[Opening Document passage section]

I spent some time in a couple of studios surround sound mastering for hollywood block busters while hocking some pro digital gear. If that's what the M2 was designed for, I'm afraid the gulf between them and large SET driven 60's theater horn, will never be crossed! Its much easier for us to visit Washington & Utah, looking forward to that.

[Closing Document passage section]
[Opening Entries provided section]

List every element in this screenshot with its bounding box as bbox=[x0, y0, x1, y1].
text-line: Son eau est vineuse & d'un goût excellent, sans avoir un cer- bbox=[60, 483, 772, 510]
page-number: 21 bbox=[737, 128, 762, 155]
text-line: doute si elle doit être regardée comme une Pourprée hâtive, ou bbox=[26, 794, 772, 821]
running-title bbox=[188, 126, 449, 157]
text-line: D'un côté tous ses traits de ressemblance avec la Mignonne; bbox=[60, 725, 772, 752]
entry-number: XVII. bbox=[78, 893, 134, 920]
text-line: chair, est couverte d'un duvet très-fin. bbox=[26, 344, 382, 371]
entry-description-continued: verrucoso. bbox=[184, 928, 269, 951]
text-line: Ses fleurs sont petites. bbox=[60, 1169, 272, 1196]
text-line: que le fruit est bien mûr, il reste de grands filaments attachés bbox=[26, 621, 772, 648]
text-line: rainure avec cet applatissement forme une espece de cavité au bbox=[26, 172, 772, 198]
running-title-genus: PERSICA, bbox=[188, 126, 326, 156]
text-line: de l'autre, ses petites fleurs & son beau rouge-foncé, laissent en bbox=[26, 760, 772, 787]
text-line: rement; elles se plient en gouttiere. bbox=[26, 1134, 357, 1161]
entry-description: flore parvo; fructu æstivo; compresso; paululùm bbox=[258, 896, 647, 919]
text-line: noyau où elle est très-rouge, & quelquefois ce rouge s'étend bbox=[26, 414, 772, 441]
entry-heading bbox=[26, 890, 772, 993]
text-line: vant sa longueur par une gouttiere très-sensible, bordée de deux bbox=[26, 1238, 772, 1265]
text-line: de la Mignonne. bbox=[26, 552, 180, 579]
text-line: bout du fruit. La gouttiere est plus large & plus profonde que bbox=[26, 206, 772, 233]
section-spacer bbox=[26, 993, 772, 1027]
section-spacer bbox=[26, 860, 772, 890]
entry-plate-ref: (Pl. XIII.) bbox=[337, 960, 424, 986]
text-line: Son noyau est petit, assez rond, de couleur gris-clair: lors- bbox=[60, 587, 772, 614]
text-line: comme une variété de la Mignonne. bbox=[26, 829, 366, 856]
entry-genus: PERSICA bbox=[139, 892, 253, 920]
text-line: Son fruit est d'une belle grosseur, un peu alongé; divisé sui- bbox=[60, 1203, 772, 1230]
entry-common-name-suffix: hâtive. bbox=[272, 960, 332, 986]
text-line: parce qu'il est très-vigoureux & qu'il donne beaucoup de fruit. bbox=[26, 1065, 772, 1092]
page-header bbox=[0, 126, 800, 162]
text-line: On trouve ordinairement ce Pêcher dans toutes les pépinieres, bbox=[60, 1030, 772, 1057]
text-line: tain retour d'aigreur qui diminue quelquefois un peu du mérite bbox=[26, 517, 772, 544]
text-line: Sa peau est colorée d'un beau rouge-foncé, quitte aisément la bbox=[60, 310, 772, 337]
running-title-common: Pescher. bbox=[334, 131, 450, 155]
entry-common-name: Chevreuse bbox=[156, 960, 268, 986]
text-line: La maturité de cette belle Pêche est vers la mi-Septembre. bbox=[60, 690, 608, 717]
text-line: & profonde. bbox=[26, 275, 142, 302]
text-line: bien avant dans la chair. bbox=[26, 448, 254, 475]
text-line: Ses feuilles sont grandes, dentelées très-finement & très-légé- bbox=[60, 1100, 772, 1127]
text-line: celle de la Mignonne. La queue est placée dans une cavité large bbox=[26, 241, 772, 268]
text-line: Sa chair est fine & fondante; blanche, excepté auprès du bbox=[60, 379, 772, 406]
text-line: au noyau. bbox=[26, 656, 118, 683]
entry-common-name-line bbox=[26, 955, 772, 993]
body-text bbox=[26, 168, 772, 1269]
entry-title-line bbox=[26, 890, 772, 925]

[Closing Entries provided section]

Using the information -
(a) List every place name that appears in the audio passage.
(b) Carry on the audio passage from its last sentence, in the same casual first-person voice.
The document layout analysis data can be set aside, since none of it is used here.

Your responses -
(a) hollywood, Washington, Utah

(b)
david
My experience is that like everything else properly executing this technology and at a high level requires expertise and specialized tools beyond most user's pay grade. What happens to the musical information and its integrity depends on who's the operator and the quality of their tools. My recommendation is to figure out your budget, get someone to covert a few lps for you to digital on a similarly priced box. Listen to the initial conversion and decide if you want to go further. I haven't made it past this hurdle.